§ Dataset content:
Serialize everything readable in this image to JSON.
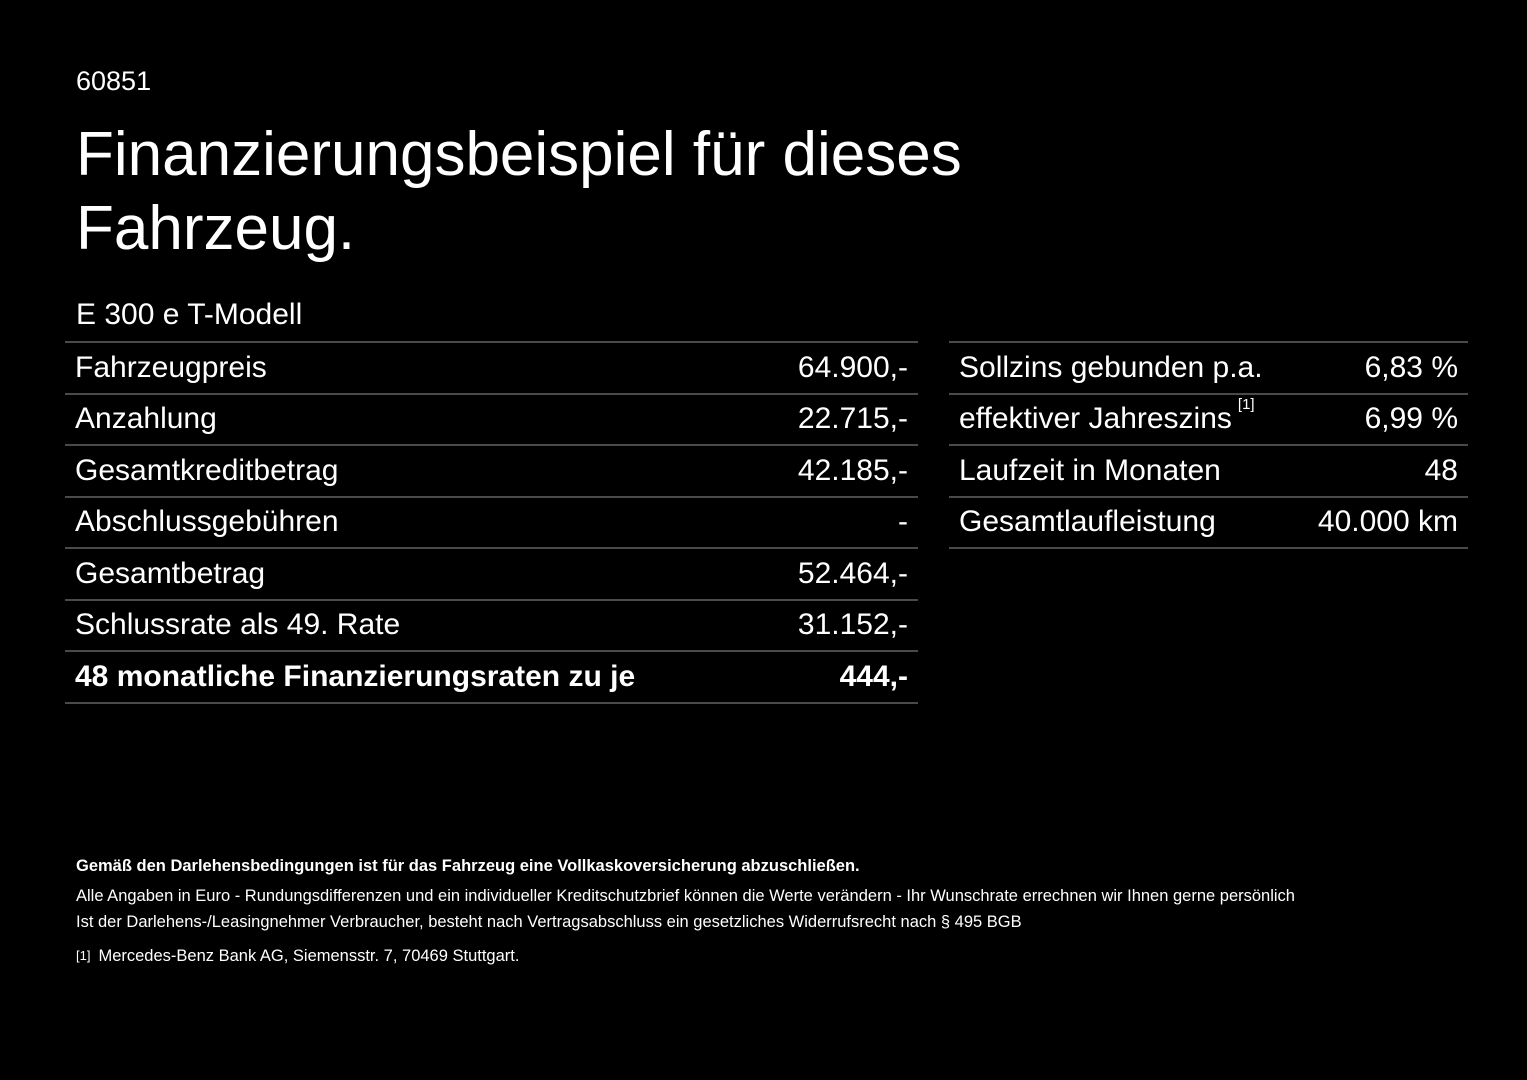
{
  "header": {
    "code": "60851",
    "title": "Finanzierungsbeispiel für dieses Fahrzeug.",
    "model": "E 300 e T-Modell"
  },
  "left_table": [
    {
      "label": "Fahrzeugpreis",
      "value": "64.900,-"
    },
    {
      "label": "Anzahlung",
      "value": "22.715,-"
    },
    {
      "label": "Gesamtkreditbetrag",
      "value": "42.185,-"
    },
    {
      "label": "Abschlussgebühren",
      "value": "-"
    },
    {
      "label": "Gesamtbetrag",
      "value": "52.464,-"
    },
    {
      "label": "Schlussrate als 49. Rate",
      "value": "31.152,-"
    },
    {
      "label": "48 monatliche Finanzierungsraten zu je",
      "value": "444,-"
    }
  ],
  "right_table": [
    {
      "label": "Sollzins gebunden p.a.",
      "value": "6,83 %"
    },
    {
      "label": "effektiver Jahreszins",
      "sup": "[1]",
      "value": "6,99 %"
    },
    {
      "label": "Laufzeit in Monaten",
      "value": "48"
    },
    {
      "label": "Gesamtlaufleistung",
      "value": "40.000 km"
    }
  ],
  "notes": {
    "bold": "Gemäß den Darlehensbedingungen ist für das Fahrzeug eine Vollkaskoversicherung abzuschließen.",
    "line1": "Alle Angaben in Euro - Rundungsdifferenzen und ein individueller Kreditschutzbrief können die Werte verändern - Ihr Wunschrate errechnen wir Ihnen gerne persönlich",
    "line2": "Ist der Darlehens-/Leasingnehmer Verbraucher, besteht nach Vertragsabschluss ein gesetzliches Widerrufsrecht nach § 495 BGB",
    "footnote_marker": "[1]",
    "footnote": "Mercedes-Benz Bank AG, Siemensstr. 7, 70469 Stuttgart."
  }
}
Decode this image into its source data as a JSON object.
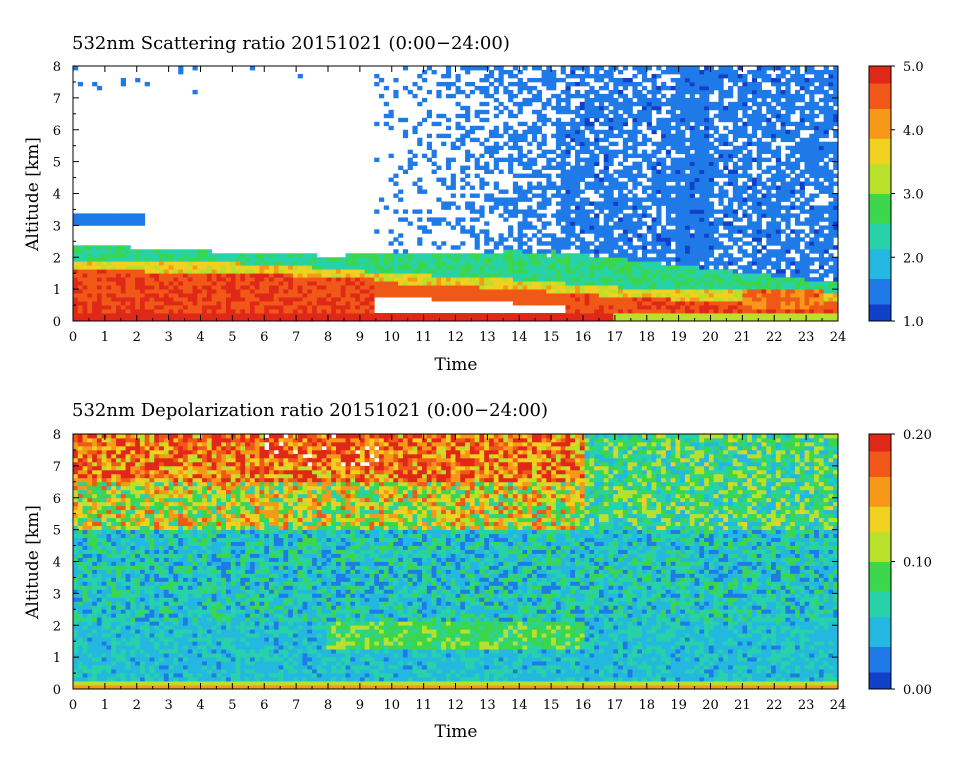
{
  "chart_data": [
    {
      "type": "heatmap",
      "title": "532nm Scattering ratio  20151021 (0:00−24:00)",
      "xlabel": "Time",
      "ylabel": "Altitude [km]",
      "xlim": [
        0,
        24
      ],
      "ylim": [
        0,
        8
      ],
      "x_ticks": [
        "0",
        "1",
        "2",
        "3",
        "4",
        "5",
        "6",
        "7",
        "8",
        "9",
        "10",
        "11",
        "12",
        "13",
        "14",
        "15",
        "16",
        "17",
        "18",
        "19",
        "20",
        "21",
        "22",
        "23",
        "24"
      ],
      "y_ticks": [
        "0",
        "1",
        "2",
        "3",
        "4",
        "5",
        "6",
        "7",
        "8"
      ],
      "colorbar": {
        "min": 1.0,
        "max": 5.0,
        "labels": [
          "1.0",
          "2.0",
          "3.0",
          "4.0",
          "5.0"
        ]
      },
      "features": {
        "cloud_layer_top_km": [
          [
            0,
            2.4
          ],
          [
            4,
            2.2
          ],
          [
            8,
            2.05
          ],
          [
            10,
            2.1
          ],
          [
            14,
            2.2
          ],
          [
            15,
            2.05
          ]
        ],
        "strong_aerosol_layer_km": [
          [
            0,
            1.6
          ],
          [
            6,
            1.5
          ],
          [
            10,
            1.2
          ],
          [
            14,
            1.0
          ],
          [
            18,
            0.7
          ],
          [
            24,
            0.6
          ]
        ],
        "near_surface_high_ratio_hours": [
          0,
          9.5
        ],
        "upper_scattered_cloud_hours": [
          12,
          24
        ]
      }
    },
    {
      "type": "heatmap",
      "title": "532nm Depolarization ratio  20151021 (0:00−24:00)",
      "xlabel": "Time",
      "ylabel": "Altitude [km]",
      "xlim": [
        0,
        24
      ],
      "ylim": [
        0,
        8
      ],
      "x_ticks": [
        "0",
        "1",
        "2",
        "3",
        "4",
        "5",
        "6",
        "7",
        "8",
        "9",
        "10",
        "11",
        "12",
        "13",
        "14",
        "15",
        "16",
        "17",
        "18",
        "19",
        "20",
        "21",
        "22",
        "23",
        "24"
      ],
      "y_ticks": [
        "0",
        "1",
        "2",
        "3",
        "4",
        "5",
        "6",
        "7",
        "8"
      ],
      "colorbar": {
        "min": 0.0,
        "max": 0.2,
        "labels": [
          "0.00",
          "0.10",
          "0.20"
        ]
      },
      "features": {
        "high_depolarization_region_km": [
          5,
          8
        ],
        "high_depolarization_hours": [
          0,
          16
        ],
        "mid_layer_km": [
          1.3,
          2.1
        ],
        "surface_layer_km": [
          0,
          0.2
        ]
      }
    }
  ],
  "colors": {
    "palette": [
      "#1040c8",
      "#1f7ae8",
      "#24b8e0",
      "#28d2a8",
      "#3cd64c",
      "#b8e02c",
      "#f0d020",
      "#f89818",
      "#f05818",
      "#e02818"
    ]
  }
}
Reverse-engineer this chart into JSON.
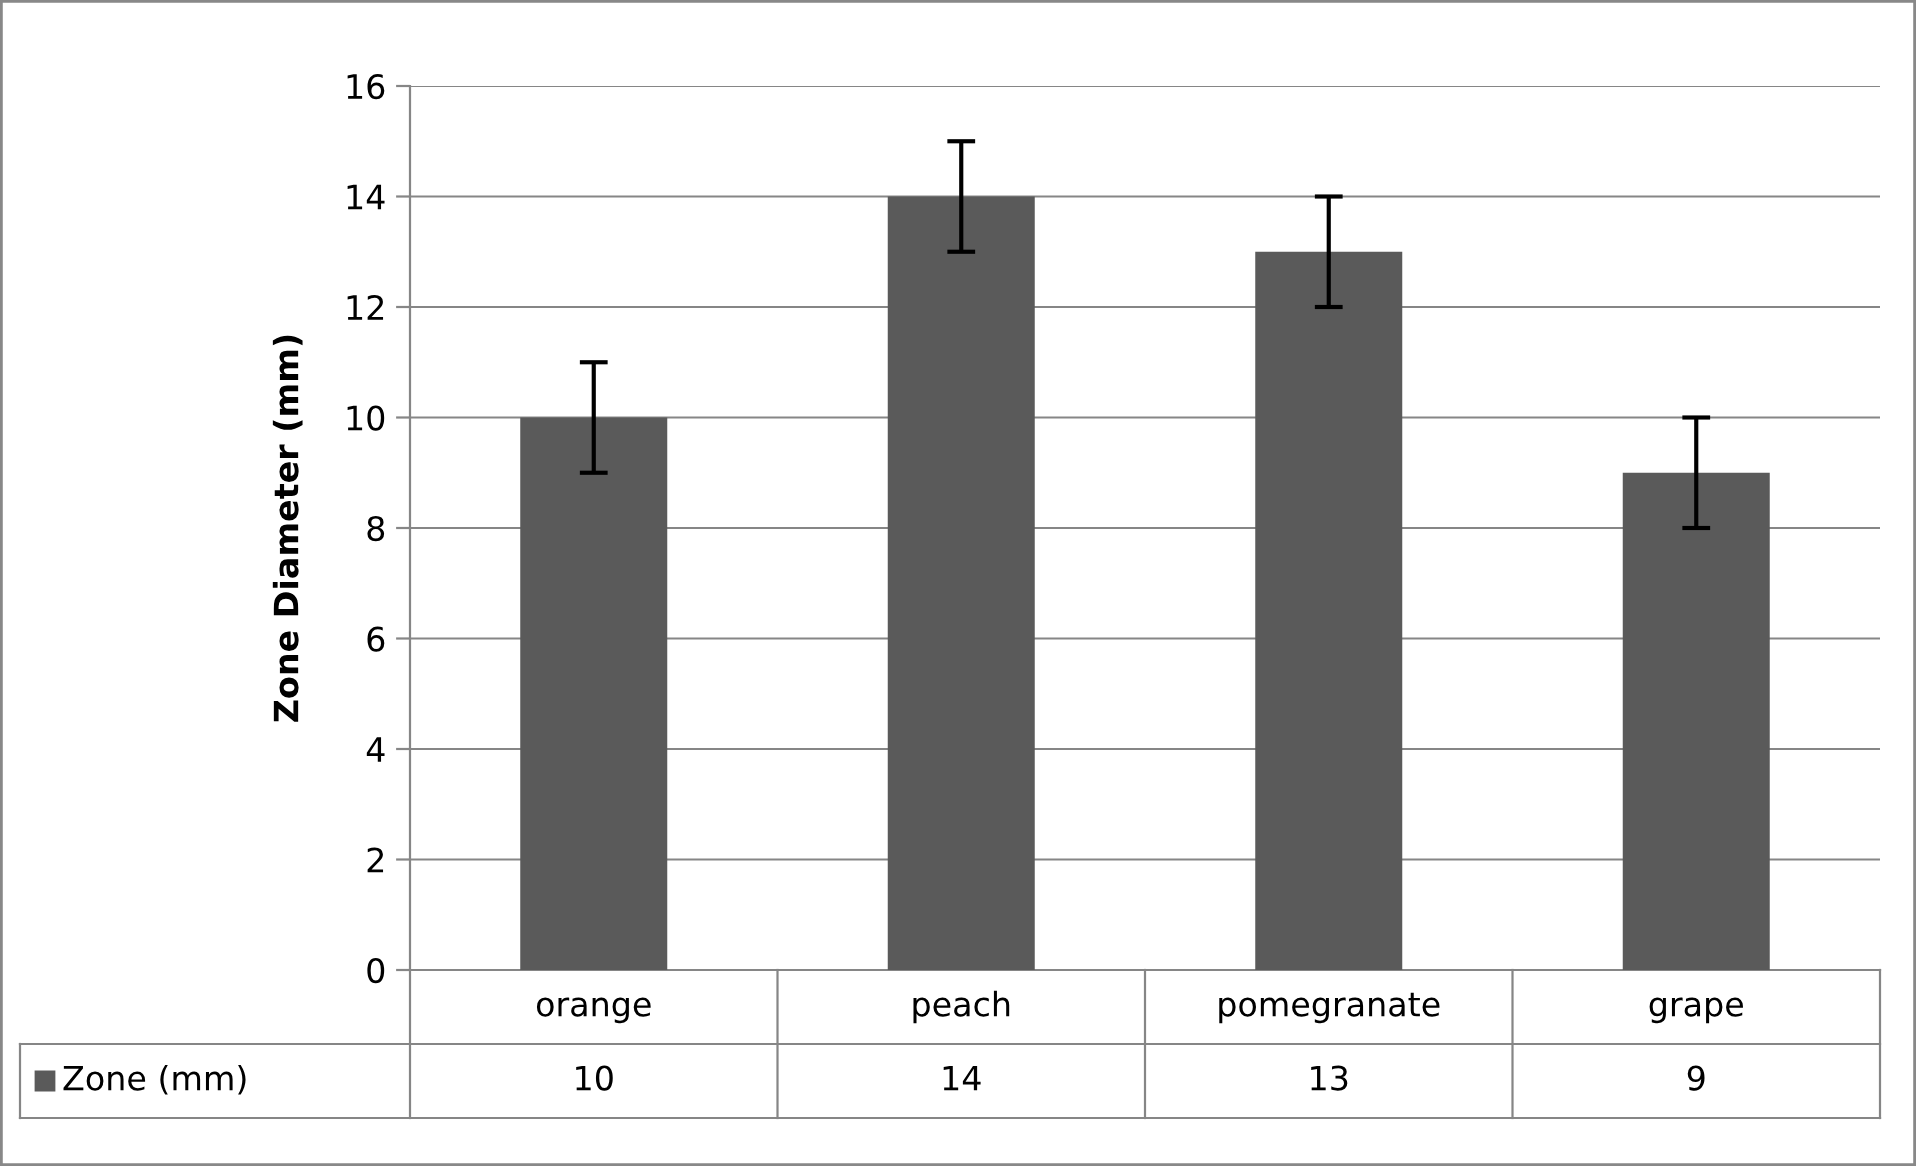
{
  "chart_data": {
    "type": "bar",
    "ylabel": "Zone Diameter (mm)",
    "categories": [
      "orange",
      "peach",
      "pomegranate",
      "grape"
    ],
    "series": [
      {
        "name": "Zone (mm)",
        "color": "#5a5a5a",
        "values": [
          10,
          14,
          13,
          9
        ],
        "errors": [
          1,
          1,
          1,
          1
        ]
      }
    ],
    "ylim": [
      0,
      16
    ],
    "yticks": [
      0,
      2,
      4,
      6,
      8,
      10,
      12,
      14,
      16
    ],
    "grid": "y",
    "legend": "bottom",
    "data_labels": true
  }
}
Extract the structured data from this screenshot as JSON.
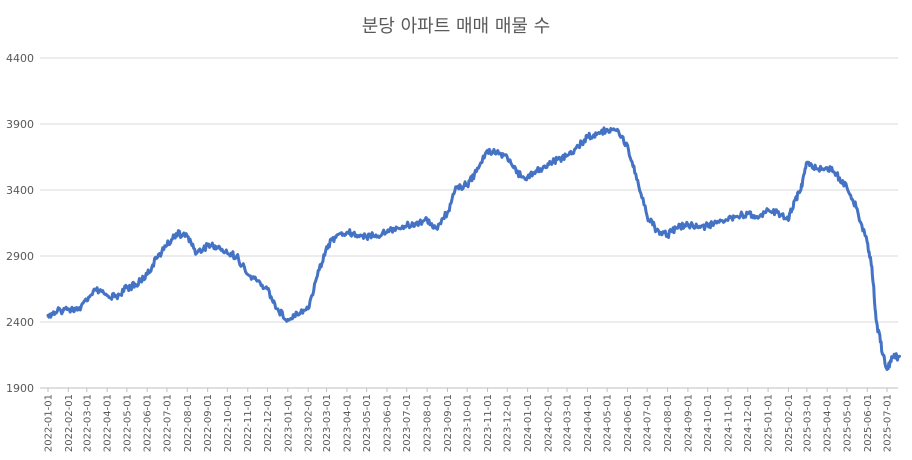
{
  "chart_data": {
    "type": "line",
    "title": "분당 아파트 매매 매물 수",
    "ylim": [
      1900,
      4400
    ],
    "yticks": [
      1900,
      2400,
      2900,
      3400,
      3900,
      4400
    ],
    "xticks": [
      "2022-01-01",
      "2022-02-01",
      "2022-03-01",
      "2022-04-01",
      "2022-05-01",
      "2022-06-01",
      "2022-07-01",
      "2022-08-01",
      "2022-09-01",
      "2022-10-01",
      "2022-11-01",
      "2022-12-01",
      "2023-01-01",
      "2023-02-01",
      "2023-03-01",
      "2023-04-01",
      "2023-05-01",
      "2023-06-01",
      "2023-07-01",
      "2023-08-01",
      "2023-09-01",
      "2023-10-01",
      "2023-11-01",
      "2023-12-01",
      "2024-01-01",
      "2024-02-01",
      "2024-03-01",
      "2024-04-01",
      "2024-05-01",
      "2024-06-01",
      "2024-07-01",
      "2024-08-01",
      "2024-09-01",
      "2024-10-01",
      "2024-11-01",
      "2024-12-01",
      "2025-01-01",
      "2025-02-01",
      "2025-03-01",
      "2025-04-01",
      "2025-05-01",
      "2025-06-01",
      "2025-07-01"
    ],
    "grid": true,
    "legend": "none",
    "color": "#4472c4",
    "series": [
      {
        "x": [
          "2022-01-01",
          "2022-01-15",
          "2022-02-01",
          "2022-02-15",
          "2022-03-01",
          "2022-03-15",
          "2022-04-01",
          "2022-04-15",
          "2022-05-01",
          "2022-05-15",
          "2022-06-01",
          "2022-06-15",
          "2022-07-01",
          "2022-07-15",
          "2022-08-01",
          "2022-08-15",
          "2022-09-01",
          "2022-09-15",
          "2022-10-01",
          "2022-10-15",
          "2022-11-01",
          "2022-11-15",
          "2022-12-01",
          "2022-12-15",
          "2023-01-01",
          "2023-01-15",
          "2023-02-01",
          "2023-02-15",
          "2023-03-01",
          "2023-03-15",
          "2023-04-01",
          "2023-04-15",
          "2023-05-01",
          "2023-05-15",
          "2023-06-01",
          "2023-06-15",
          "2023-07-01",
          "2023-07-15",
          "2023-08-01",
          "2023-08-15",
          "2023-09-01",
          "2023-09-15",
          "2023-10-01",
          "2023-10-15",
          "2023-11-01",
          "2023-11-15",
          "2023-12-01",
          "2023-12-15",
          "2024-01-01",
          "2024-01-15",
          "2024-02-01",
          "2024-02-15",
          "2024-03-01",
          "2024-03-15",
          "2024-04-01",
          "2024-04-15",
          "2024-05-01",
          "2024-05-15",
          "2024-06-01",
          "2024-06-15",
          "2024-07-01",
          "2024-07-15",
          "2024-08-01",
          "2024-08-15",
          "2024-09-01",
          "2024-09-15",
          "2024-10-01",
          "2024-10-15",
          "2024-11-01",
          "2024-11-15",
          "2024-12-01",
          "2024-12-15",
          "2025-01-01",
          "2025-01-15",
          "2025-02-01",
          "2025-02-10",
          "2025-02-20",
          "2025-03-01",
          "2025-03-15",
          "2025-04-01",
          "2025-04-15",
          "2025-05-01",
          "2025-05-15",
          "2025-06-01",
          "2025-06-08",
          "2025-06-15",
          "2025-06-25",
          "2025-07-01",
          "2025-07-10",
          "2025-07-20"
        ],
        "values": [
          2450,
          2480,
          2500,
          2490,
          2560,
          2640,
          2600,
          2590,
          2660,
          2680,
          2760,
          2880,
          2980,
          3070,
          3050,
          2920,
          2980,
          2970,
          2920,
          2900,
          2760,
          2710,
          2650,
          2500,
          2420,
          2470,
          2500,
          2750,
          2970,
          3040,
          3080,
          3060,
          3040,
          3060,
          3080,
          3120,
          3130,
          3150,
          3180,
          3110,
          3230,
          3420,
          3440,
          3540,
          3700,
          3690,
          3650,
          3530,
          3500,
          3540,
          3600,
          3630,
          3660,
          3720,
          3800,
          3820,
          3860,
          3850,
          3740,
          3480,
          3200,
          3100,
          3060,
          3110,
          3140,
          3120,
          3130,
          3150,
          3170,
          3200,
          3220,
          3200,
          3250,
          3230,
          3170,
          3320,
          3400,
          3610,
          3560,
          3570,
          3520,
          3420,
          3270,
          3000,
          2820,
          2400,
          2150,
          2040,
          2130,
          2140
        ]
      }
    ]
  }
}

§ Task prompt:
Find the word "image" in the entries, and copy every line it shows up in.

§ Written response:
Serialize everything readable in this image to JSON.
Decode this image into its source data as a JSON object.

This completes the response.